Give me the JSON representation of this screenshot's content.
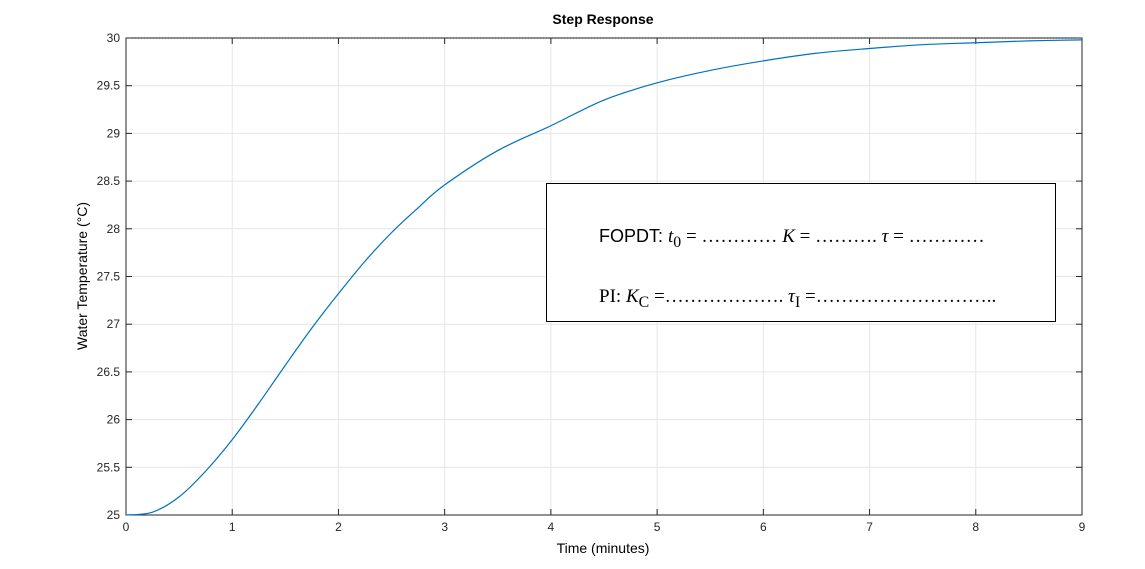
{
  "chart_data": {
    "type": "line",
    "title": "Step Response",
    "xlabel": "Time (minutes)",
    "ylabel": "Water Temperature (°C)",
    "xlim": [
      0,
      9
    ],
    "ylim": [
      25,
      30
    ],
    "xticks": [
      0,
      1,
      2,
      3,
      4,
      5,
      6,
      7,
      8,
      9
    ],
    "yticks": [
      25,
      25.5,
      26,
      26.5,
      27,
      27.5,
      28,
      28.5,
      29,
      29.5,
      30
    ],
    "ytick_labels": [
      "25",
      "25.5",
      "26",
      "26.5",
      "27",
      "27.5",
      "28",
      "28.5",
      "29",
      "29.5",
      "30"
    ],
    "grid": true,
    "reference_line": {
      "y": 30,
      "style": "dotted"
    },
    "series": [
      {
        "color": "#0072BD",
        "x": [
          0,
          0.25,
          0.5,
          0.75,
          1.0,
          1.25,
          1.5,
          1.75,
          2.0,
          2.25,
          2.5,
          2.75,
          3.0,
          3.5,
          4.0,
          4.5,
          5.0,
          5.5,
          6.0,
          6.5,
          7.0,
          7.5,
          8.0,
          8.5,
          9.0
        ],
        "y": [
          25.0,
          25.03,
          25.19,
          25.46,
          25.79,
          26.17,
          26.57,
          26.96,
          27.32,
          27.66,
          27.96,
          28.22,
          28.46,
          28.82,
          29.08,
          29.35,
          29.53,
          29.66,
          29.76,
          29.84,
          29.89,
          29.93,
          29.95,
          29.97,
          29.98
        ]
      }
    ]
  },
  "annotation": {
    "line1_prefix": "FOPDT: ",
    "line1_math_t0": "t",
    "line1_math_t0_sub": "0",
    "line1_rest1": " = ………… ",
    "line1_math_k": "K",
    "line1_rest2": " = ………. ",
    "line1_math_tau": "τ",
    "line1_rest3": " = …………",
    "line2_prefix": "PI:    ",
    "line2_math_kc": "K",
    "line2_math_kc_sub": "C",
    "line2_rest1": " =………………. ",
    "line2_math_taui": "τ",
    "line2_math_taui_sub": "I",
    "line2_rest2": " =……………………….."
  }
}
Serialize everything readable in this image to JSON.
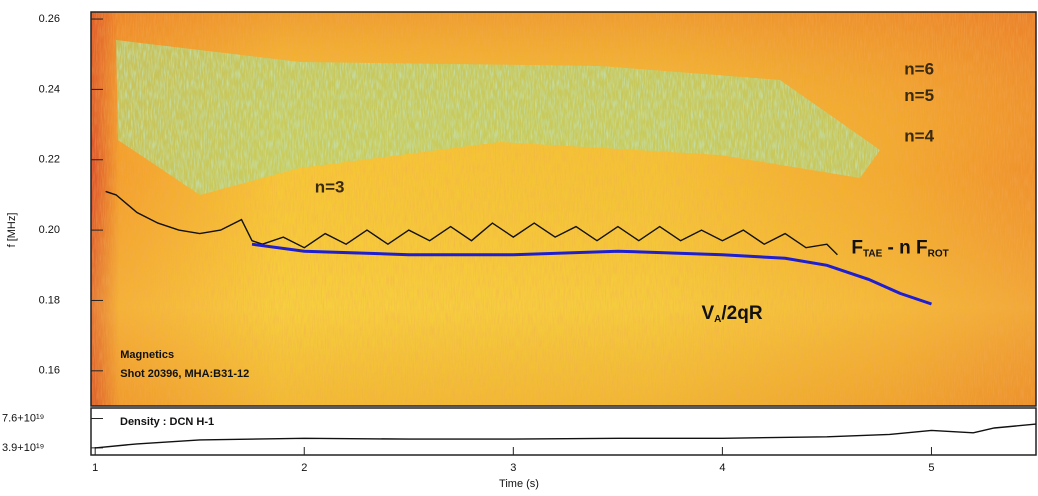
{
  "chart_data": [
    {
      "type": "line",
      "x_label": "Time (s)",
      "y_label": "f [MHz]",
      "xlim": [
        0.98,
        5.5
      ],
      "ylim": [
        0.15,
        0.262
      ],
      "yticks": [
        0.16,
        0.18,
        {
          "value": 0.2,
          "label": "0.20"
        },
        0.22,
        0.24,
        0.26
      ],
      "series": [
        {
          "name": [
            "F",
            "TAE",
            " - n F",
            "ROT"
          ],
          "color": "#111111",
          "x": [
            1.05,
            1.1,
            1.2,
            1.3,
            1.4,
            1.5,
            1.6,
            1.7,
            1.75,
            1.8,
            1.9,
            2.0,
            2.1,
            2.2,
            2.3,
            2.4,
            2.5,
            2.6,
            2.7,
            2.8,
            2.9,
            3.0,
            3.1,
            3.2,
            3.3,
            3.4,
            3.5,
            3.6,
            3.7,
            3.8,
            3.9,
            4.0,
            4.1,
            4.2,
            4.3,
            4.4,
            4.5,
            4.55
          ],
          "values": [
            0.211,
            0.21,
            0.205,
            0.202,
            0.2,
            0.199,
            0.2,
            0.203,
            0.197,
            0.196,
            0.198,
            0.195,
            0.199,
            0.196,
            0.2,
            0.196,
            0.2,
            0.197,
            0.201,
            0.197,
            0.202,
            0.198,
            0.202,
            0.198,
            0.201,
            0.197,
            0.201,
            0.197,
            0.201,
            0.197,
            0.2,
            0.197,
            0.2,
            0.196,
            0.199,
            0.195,
            0.196,
            0.193
          ]
        },
        {
          "name": [
            "V",
            "A",
            "/2qR"
          ],
          "color": "#1f1fd0",
          "x": [
            1.75,
            2.0,
            2.5,
            3.0,
            3.5,
            4.0,
            4.3,
            4.5,
            4.7,
            4.85,
            5.0
          ],
          "values": [
            0.196,
            0.194,
            0.193,
            0.193,
            0.194,
            0.193,
            0.192,
            0.19,
            0.186,
            0.182,
            0.179
          ]
        }
      ],
      "annotations": [
        {
          "text": "n=6",
          "x": 4.87,
          "y": 0.2455
        },
        {
          "text": "n=5",
          "x": 4.87,
          "y": 0.238
        },
        {
          "text": "n=4",
          "x": 4.87,
          "y": 0.2265
        },
        {
          "text": "n=3",
          "x": 2.05,
          "y": 0.212
        },
        {
          "text": "Magnetics",
          "x": 1.12,
          "y": 0.1645
        },
        {
          "text": "Shot 20396, MHA:B31-12",
          "x": 1.12,
          "y": 0.159
        }
      ]
    },
    {
      "type": "line",
      "title": "Density : DCN H-1",
      "xlim": [
        0.98,
        5.5
      ],
      "xticks": [
        1,
        2,
        3,
        4,
        5
      ],
      "ylim": [
        3e+19,
        8.8e+19
      ],
      "yticks": [
        {
          "value": 3.9e+19,
          "label": "3.9+10¹⁹"
        },
        {
          "value": 7.6e+19,
          "label": "7.6+10¹⁹"
        }
      ],
      "series": [
        {
          "color": "#111111",
          "x": [
            1.0,
            1.2,
            1.5,
            2.0,
            2.5,
            3.0,
            3.5,
            4.0,
            4.5,
            4.8,
            5.0,
            5.2,
            5.3,
            5.5
          ],
          "values": [
            3.9e+19,
            4.4e+19,
            4.9e+19,
            5.1e+19,
            5e+19,
            5e+19,
            5.1e+19,
            5.1e+19,
            5.3e+19,
            5.6e+19,
            6.1e+19,
            5.8e+19,
            6.4e+19,
            6.9e+19
          ]
        }
      ]
    }
  ]
}
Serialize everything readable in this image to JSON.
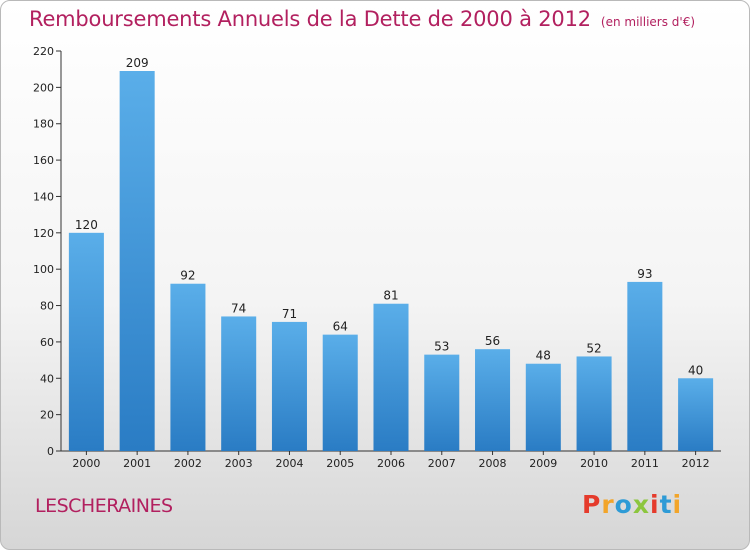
{
  "header": {
    "title": "Remboursements Annuels de la Dette de 2000 à 2012",
    "unit": "(en milliers d'€)"
  },
  "footer": {
    "town": "LESCHERAINES",
    "logo_letters": [
      "P",
      "r",
      "o",
      "x",
      "i",
      "t",
      "i"
    ],
    "logo_colors": [
      "#e53b2c",
      "#f2a52a",
      "#2e9bd6",
      "#8cc63e",
      "#e53b2c",
      "#2e9bd6",
      "#f2a52a"
    ]
  },
  "chart_data": {
    "type": "bar",
    "categories": [
      "2000",
      "2001",
      "2002",
      "2003",
      "2004",
      "2005",
      "2006",
      "2007",
      "2008",
      "2009",
      "2010",
      "2011",
      "2012"
    ],
    "values": [
      120,
      209,
      92,
      74,
      71,
      64,
      81,
      53,
      56,
      48,
      52,
      93,
      40
    ],
    "title": "Remboursements Annuels de la Dette de 2000 à 2012",
    "xlabel": "",
    "ylabel": "",
    "ylim": [
      0,
      220
    ],
    "yticks": [
      0,
      20,
      40,
      60,
      80,
      100,
      120,
      140,
      160,
      180,
      200,
      220
    ],
    "grid": false,
    "bar_color_top": "#5aaee9",
    "bar_color_bottom": "#2a7cc4"
  }
}
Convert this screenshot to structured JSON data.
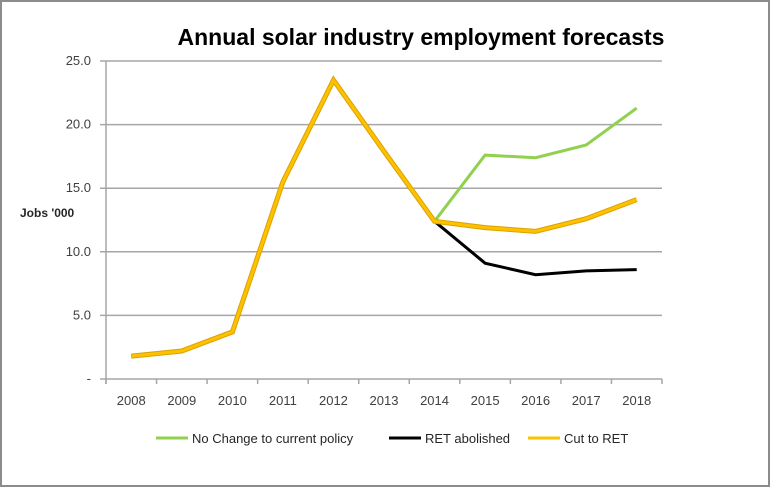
{
  "chart_data": {
    "type": "line",
    "title": "Annual solar industry employment forecasts",
    "xlabel": "",
    "ylabel": "Jobs '000",
    "categories": [
      "2008",
      "2009",
      "2010",
      "2011",
      "2012",
      "2013",
      "2014",
      "2015",
      "2016",
      "2017",
      "2018"
    ],
    "ylim": [
      0,
      25
    ],
    "yticks": [
      0,
      5,
      10,
      15,
      20,
      25
    ],
    "ytick_labels": [
      "-",
      "5.0",
      "10.0",
      "15.0",
      "20.0",
      "25.0"
    ],
    "grid": true,
    "legend_position": "bottom",
    "series": [
      {
        "name": "No Change to current policy",
        "color": "#92D050",
        "values": [
          1.8,
          2.2,
          3.7,
          15.5,
          23.5,
          17.9,
          12.4,
          17.6,
          17.4,
          18.4,
          21.3
        ]
      },
      {
        "name": "RET abolished",
        "color": "#000000",
        "values": [
          1.8,
          2.2,
          3.7,
          15.5,
          23.5,
          17.9,
          12.4,
          9.1,
          8.2,
          8.5,
          8.6
        ]
      },
      {
        "name": "Cut to RET",
        "color": "#FFC000",
        "values": [
          1.8,
          2.2,
          3.7,
          15.5,
          23.5,
          17.9,
          12.4,
          11.9,
          11.6,
          12.6,
          14.1
        ]
      }
    ]
  }
}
┄┄┄┄┄┄
Set problem => From the records above, report the count of lines containing "this" and nothing more.

Answer for the task => 4